OBJECTIVE: Rewrite the entries starting at the first one and ending at the line containing "colorbar-tick-label: −0.2 [41,655,124,706]", changing "insignificant-marker" to "nonsignificant-marker" and leaving everything else the same.

(Excerpts from a layout annotation set)
▬▬▬

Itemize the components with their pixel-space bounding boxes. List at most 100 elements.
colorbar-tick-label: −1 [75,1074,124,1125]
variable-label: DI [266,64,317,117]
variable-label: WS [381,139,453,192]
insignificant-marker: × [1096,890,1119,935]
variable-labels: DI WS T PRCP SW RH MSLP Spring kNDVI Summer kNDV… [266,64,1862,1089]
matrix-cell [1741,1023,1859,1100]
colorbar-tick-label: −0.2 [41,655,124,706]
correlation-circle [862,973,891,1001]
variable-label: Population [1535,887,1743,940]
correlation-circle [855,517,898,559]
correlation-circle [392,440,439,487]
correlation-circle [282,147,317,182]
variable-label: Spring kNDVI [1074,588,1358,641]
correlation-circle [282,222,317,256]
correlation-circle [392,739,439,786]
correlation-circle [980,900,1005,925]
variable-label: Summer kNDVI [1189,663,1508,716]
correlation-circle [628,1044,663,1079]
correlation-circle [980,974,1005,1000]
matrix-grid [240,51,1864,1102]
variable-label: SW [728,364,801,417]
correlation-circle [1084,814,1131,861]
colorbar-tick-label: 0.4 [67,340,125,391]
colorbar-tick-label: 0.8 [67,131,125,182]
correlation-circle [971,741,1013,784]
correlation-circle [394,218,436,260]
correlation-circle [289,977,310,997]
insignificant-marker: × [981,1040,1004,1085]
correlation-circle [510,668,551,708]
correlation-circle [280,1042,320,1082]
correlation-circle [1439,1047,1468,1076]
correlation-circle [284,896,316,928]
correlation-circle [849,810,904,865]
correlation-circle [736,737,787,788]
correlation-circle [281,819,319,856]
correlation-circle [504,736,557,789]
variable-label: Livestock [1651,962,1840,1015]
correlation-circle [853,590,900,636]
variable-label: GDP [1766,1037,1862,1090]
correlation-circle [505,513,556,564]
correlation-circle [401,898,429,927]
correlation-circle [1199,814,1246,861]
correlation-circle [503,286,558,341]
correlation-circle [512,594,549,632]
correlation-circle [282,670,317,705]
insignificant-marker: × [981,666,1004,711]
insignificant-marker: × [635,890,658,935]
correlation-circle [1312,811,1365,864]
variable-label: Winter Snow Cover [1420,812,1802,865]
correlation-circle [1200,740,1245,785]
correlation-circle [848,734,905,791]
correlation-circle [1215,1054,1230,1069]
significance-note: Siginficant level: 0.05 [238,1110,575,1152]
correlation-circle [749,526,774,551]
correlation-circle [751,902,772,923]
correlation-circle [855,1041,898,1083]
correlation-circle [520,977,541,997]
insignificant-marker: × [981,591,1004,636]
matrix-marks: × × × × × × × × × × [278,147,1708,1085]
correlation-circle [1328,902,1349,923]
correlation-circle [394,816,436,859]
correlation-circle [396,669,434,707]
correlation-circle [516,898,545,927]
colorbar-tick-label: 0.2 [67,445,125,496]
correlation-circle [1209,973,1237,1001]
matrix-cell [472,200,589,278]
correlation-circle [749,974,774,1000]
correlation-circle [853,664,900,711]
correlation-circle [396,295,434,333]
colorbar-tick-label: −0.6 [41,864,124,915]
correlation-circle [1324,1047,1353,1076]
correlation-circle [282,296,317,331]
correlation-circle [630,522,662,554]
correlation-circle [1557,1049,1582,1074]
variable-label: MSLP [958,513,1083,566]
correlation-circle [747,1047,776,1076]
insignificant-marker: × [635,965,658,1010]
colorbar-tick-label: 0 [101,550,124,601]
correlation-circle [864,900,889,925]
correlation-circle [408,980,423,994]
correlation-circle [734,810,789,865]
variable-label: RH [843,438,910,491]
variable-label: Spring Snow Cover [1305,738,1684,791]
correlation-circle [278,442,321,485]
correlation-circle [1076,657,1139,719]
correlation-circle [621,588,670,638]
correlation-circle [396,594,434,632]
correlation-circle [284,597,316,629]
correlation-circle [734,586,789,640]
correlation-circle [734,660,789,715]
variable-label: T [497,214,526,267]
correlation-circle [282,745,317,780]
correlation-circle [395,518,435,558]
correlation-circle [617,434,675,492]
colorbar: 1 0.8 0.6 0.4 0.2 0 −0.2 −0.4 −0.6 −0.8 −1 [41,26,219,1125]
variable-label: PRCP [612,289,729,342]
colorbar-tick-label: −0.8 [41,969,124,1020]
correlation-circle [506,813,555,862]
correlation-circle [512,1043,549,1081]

▬▬▬

CORRECT RESPONSE:
Itemize the components with their pixel-space bounding boxes. List at most 100 elements.
colorbar-tick-label: −1 [75,1074,124,1125]
variable-label: DI [266,64,317,117]
variable-label: WS [381,139,453,192]
nonsignificant-marker: × [1096,890,1119,935]
variable-labels: DI WS T PRCP SW RH MSLP Spring kNDVI Summer kNDV… [266,64,1862,1089]
matrix-cell [1741,1023,1859,1100]
colorbar-tick-label: −0.2 [41,655,124,706]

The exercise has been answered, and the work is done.